Transcribe the entries below exactly.
====== EXERCISE MATERIAL
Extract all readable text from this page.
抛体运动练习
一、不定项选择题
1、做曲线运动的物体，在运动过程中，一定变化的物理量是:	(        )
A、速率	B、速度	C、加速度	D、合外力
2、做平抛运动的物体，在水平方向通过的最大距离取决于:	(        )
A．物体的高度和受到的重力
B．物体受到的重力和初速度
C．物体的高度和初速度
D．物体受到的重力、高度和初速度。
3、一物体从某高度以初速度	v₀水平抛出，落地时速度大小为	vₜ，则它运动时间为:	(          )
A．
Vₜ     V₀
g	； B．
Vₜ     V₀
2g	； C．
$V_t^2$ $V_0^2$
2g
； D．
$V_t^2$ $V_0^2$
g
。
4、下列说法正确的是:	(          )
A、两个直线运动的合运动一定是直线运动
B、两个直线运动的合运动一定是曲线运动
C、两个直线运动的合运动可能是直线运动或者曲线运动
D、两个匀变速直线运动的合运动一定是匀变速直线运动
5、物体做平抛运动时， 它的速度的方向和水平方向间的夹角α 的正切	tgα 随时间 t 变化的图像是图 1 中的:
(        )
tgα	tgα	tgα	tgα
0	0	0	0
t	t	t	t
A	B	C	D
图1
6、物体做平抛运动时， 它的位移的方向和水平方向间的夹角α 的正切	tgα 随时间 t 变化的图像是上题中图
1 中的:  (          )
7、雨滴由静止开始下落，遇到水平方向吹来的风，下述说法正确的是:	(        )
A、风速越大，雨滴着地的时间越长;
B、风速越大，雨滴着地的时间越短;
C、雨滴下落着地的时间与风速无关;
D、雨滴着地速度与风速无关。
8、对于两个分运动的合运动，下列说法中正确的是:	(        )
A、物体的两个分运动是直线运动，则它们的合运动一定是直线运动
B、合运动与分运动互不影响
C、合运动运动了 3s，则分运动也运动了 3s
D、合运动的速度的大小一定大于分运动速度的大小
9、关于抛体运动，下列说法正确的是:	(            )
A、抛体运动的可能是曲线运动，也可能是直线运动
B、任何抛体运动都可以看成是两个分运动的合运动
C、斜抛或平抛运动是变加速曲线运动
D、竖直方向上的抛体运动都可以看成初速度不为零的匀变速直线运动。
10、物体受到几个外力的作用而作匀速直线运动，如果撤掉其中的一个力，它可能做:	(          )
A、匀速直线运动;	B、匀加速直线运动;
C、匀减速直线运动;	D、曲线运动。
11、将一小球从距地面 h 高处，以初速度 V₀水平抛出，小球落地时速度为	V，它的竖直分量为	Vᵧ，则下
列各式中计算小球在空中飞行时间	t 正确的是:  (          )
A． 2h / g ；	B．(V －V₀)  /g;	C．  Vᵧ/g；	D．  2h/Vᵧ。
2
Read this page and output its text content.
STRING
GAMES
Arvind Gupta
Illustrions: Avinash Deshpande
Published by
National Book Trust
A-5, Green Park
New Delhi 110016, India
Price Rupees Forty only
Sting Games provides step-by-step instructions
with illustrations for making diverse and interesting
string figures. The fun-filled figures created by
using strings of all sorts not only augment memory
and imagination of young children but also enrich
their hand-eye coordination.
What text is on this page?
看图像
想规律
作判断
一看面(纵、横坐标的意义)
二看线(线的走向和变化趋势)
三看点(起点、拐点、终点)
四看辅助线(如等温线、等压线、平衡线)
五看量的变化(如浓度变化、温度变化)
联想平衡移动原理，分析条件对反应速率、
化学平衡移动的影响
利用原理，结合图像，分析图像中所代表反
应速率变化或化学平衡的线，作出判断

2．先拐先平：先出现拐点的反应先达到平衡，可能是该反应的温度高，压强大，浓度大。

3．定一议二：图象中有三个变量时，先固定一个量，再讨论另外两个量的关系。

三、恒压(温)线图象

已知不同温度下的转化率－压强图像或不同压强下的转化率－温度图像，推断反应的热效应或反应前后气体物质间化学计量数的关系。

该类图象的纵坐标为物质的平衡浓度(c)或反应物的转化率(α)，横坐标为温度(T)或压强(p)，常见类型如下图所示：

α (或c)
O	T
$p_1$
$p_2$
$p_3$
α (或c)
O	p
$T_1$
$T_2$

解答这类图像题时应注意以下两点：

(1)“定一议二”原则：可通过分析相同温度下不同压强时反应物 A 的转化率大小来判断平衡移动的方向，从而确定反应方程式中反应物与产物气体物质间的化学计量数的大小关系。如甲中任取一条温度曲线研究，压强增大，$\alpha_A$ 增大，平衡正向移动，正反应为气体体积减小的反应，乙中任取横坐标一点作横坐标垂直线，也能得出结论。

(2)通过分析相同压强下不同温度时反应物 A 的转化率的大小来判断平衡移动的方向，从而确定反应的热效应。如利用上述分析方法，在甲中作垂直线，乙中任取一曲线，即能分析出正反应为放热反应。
============
[COMPLETED EXERCISE]
Extract all readable text from this page.
抛体运动练习
一、不定项选择题
1、做曲线运动的物体，在运动过程中，一定变化的物理量是:	(        )
A、速率	B、速度	C、加速度	D、合外力
2、做平抛运动的物体，在水平方向通过的最大距离取决于:	(        )
A．物体的高度和受到的重力
B．物体受到的重力和初速度
C．物体的高度和初速度
D．物体受到的重力、高度和初速度。
3、一物体从某高度以初速度	v₀水平抛出，落地时速度大小为	vₜ，则它运动时间为:	(          )
A．
Vₜ     V₀
g	； B．
Vₜ     V₀
2g	； C．
$V_t^2$ $V_0^2$
2g
； D．
$V_t^2$ $V_0^2$
g
。
4、下列说法正确的是:	(          )
A、两个直线运动的合运动一定是直线运动
B、两个直线运动的合运动一定是曲线运动
C、两个直线运动的合运动可能是直线运动或者曲线运动
D、两个匀变速直线运动的合运动一定是匀变速直线运动
5、物体做平抛运动时， 它的速度的方向和水平方向间的夹角α 的正切	tgα 随时间 t 变化的图像是图 1 中的:
(        )
tgα	tgα	tgα	tgα
0	0	0	0
t	t	t	t
A	B	C	D
图1
6、物体做平抛运动时， 它的位移的方向和水平方向间的夹角α 的正切	tgα 随时间 t 变化的图像是上题中图
1 中的:  (          )
7、雨滴由静止开始下落，遇到水平方向吹来的风，下述说法正确的是:	(        )
A、风速越大，雨滴着地的时间越长;
B、风速越大，雨滴着地的时间越短;
C、雨滴下落着地的时间与风速无关;
D、雨滴着地速度与风速无关。
8、对于两个分运动的合运动，下列说法中正确的是:	(        )
A、物体的两个分运动是直线运动，则它们的合运动一定是直线运动
B、合运动与分运动互不影响
C、合运动运动了 3s，则分运动也运动了 3s
D、合运动的速度的大小一定大于分运动速度的大小
9、关于抛体运动，下列说法正确的是:	(            )
A、抛体运动的可能是曲线运动，也可能是直线运动
B、任何抛体运动都可以看成是两个分运动的合运动
C、斜抛或平抛运动是变加速曲线运动
D、竖直方向上的抛体运动都可以看成初速度不为零的匀变速直线运动。
10、物体受到几个外力的作用而作匀速直线运动，如果撤掉其中的一个力，它可能做:	(          )
A、匀速直线运动;	B、匀加速直线运动;
C、匀减速直线运动;	D、曲线运动。
11、将一小球从距地面 h 高处，以初速度 V₀水平抛出，小球落地时速度为	V，它的竖直分量为	Vᵧ，则下
列各式中计算小球在空中飞行时间	t 正确的是:  (          )
A． 2h / g ；	B．(V －V₀)  /g;	C．  Vᵧ/g；	D．  2h/Vᵧ。
2
Read this page and output its text content.
STRING
GAMES
Arvind Gupta
Illustrions: Avinash Deshpande
Published by
National Book Trust
A-5, Green Park
New Delhi 110016, India
Price Rupees Forty only
Sting Games provides step-by-step instructions
with illustrations for making diverse and interesting
string figures. The fun-filled figures created by
using strings of all sorts not only augment memory
and imagination of young children but also enrich
their hand-eye coordination.
What text is on this page?
看图像
想规律
作判断
一看面(纵、横坐标的意义)
二看线(线的走向和变化趋势)
三看点(起点、拐点、终点)
四看辅助线(如等温线、等压线、平衡线)
五看量的变化(如浓度变化、温度变化)
联想平衡移动原理，分析条件对反应速率、
化学平衡移动的影响
利用原理，结合图像，分析图像中所代表反
应速率变化或化学平衡的线，作出判断

2．先拐先平：先出现拐点的反应先达到平衡，可能是该反应的温度高，压强大，浓度大。

3．定一议二：图象中有三个变量时，先固定一个量，再讨论另外两个量的关系。

三、恒压(温)线图象

已知不同温度下的转化率－压强图像或不同压强下的转化率－温度图像，推断反应的热效应或反应前后气体物质间化学计量数的关系。

该类图象的纵坐标为物质的平衡浓度(c)或反应物的转化率(α)，横坐标为温度(T)或压强(p)，常见类型如下图所示：

α (或c)
O	T
$p_1$
$p_2$
$p_3$
α (或c)
O	p
$T_1$
$T_2$

解答这类图像题时应注意以下两点：

(1)“定一议二”原则：可通过分析相同温度下不同压强时反应物 A 的转化率大小来判断平衡移动的方向，从而确定反应方程式中反应物与产物气体物质间的化学计量数的大小关系。如甲中任取一条温度曲线研究，压强增大，$\alpha_A$ 增大，平衡正向移动，正反应为气体体积减小的反应，乙中任取横坐标一点作横坐标垂直线，也能得出结论。

(2)通过分析相同压强下不同温度时反应物 A 的转化率的大小来判断平衡移动的方向，从而确定反应的热效应。如利用上述分析方法，在甲中作垂直线，乙中任取一曲线，即能分析出正反应为放热反应。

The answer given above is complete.